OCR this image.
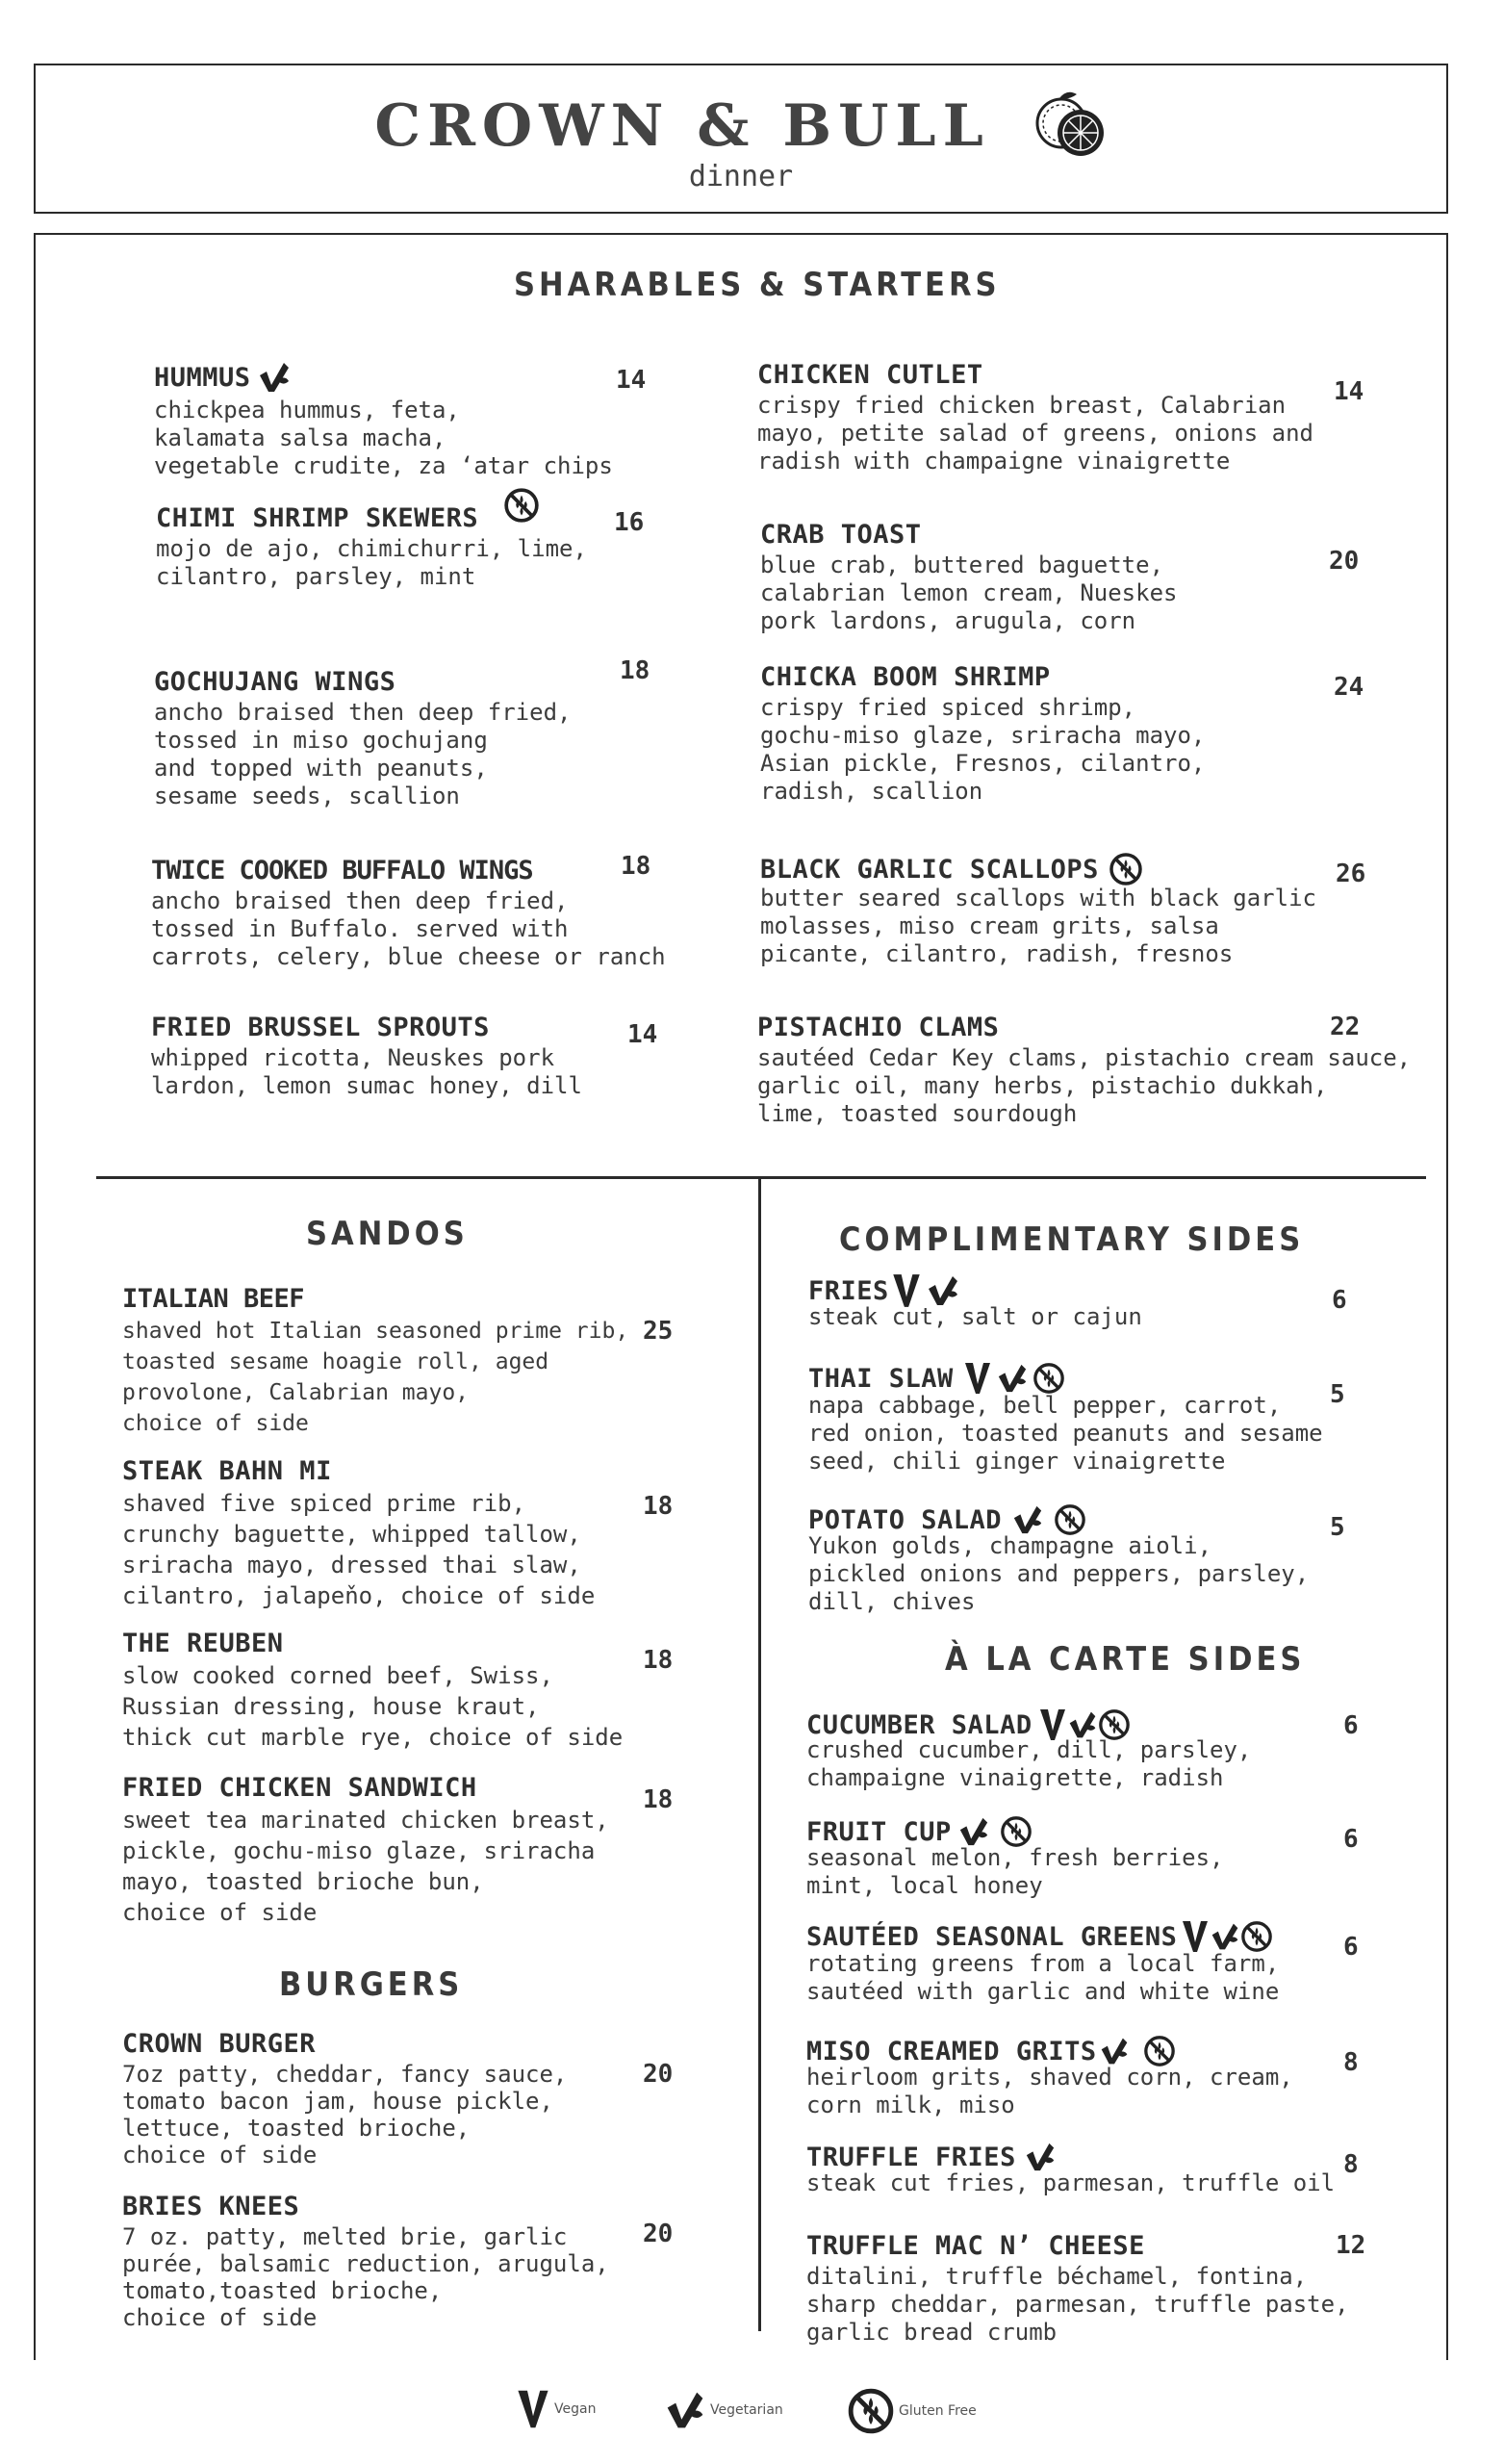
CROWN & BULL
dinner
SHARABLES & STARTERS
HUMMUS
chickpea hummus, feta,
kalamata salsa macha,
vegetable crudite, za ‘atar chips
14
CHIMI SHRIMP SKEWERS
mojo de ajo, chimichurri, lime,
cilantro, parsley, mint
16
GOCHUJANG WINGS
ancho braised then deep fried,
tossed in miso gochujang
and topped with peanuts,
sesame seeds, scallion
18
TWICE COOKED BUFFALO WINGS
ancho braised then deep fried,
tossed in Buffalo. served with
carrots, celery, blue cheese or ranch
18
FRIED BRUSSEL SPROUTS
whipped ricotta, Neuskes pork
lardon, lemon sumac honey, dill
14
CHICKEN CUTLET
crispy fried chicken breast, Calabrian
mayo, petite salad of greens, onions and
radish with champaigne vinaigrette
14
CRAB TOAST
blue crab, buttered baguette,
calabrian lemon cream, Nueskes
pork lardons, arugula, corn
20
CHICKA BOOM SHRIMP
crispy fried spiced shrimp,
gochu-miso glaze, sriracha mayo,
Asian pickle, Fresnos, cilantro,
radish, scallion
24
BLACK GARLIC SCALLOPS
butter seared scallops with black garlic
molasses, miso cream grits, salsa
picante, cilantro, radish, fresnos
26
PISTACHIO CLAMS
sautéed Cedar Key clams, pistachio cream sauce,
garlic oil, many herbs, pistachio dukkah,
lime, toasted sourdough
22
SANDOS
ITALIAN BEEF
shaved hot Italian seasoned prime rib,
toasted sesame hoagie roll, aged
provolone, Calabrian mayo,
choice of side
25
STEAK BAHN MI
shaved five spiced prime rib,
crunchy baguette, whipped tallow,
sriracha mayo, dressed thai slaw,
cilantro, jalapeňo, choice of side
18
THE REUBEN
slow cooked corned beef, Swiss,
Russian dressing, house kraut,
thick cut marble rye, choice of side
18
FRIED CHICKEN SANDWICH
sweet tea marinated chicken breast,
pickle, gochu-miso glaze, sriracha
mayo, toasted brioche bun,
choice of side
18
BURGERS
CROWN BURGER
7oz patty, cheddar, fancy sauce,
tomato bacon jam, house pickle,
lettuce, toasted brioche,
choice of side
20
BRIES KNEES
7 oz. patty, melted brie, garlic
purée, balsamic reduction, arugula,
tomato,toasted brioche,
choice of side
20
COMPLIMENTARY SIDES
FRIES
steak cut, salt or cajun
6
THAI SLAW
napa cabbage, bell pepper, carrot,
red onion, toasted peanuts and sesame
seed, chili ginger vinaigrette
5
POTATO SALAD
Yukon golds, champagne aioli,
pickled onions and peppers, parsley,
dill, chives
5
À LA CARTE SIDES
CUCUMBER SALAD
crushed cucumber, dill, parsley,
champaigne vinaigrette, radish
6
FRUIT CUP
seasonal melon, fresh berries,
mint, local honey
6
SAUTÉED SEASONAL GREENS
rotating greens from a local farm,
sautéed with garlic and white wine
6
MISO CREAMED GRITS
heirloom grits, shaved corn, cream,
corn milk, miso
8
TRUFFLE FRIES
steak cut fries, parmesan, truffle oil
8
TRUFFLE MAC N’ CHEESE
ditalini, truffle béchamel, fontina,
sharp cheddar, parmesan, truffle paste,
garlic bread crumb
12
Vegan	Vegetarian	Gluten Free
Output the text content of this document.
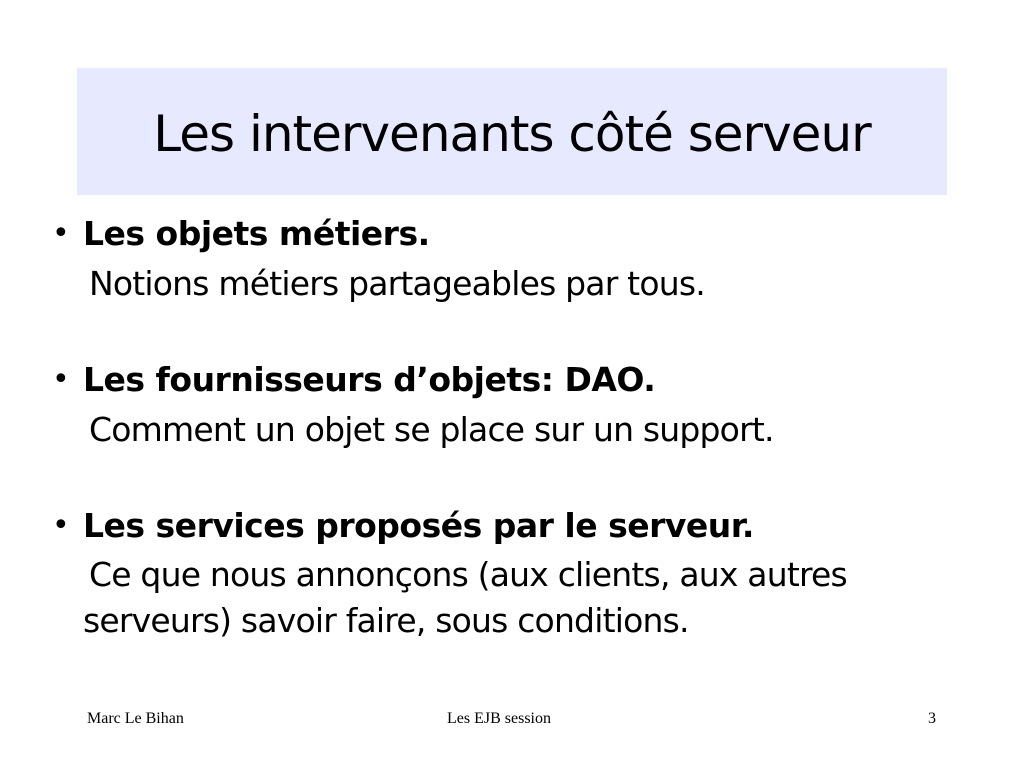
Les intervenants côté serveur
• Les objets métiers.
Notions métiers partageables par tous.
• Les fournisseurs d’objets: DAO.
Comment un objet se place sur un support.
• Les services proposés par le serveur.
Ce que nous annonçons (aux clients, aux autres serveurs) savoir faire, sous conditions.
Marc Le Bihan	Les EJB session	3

-- -- --

Your task ▸ Copy out each line in the listing that has the word "local".

Full output ▸
mint, local honey
rotating greens from a local farm,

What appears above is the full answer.